Given instruction
Say how many lines hold the string "text"; please write nothing but the number.

Collected data

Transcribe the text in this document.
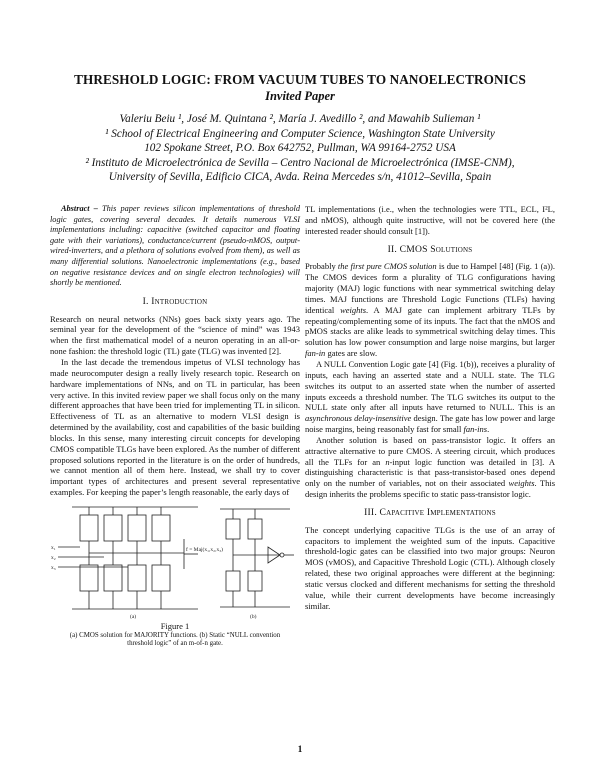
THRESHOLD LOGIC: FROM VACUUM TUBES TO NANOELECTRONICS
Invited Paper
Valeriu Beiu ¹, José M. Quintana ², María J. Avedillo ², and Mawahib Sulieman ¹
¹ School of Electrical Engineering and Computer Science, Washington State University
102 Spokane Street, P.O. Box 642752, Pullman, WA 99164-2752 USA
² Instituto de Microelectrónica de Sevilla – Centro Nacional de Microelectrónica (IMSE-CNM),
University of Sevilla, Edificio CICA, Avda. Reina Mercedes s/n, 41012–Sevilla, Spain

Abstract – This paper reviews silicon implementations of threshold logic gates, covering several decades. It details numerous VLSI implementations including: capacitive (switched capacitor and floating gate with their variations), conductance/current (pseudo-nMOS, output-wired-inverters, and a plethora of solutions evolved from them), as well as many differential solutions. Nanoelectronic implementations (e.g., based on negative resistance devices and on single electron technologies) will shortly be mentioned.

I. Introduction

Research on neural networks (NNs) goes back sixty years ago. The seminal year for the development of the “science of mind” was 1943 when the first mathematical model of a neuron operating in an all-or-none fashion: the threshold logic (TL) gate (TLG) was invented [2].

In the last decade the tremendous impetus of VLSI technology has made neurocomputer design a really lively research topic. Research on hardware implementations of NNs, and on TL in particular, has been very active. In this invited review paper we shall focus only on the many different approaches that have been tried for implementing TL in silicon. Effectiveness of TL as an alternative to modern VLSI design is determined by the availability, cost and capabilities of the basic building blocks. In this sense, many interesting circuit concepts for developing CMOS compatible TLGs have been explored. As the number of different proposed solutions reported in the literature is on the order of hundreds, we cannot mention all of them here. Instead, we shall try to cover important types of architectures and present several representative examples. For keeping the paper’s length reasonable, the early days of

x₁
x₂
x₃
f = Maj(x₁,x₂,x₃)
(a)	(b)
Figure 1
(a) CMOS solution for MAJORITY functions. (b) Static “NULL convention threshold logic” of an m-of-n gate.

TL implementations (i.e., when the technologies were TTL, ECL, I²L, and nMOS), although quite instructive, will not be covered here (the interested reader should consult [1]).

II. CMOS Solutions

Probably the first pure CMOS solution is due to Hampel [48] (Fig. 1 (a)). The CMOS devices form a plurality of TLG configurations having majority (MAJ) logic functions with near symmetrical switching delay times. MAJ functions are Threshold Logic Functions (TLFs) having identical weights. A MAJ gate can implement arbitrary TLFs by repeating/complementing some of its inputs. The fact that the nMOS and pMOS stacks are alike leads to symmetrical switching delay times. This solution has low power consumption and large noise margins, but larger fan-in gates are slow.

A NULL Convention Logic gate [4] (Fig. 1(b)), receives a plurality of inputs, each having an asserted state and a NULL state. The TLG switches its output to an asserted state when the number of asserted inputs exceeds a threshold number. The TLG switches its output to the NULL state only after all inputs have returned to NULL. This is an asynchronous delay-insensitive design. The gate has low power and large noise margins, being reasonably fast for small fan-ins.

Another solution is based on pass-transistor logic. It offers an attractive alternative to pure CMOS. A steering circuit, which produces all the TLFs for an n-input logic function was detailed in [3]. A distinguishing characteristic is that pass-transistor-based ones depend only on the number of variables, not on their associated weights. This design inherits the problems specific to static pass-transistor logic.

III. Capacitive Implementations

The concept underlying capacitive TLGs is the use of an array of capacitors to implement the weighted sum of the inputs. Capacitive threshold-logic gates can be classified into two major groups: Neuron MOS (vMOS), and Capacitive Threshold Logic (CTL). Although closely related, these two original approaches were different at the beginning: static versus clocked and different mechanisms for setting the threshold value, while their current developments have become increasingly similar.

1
...
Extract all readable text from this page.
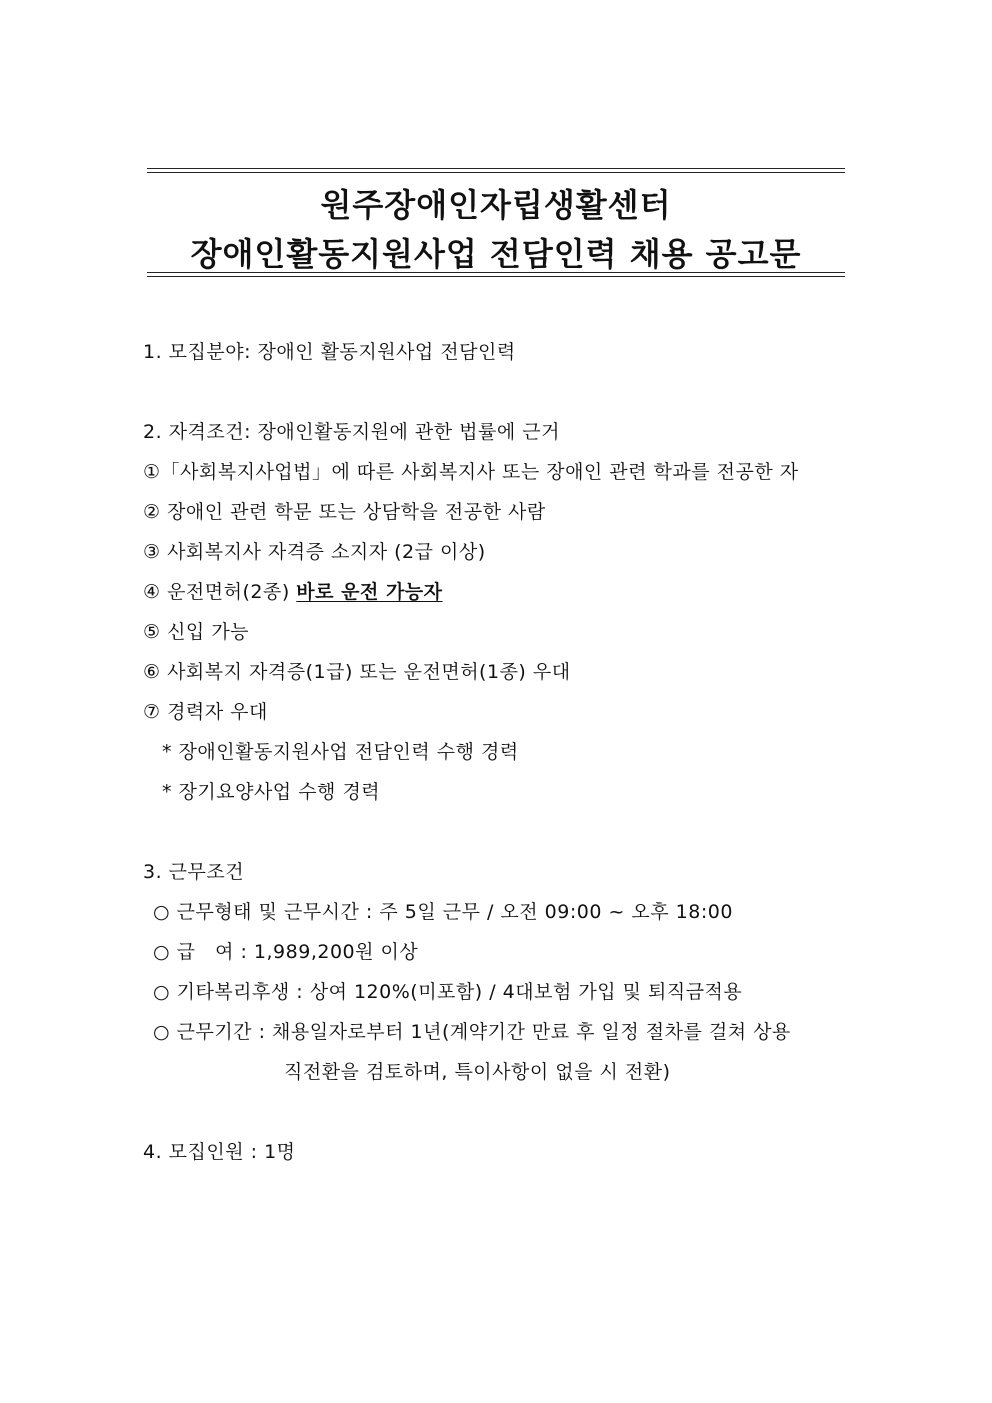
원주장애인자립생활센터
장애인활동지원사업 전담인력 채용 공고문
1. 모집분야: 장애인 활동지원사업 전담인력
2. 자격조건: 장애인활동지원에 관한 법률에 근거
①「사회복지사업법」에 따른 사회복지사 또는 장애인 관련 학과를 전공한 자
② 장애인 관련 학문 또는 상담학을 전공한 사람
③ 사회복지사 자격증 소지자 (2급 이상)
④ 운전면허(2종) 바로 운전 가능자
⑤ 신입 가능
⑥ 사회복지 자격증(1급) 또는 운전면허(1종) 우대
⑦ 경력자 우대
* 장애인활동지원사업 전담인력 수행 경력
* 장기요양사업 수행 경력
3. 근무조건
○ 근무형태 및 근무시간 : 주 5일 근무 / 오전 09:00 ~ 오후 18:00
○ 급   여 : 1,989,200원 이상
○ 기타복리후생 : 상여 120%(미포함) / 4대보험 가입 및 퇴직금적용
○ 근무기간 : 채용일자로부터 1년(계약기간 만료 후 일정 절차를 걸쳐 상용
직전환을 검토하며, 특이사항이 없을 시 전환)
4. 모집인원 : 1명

The result
2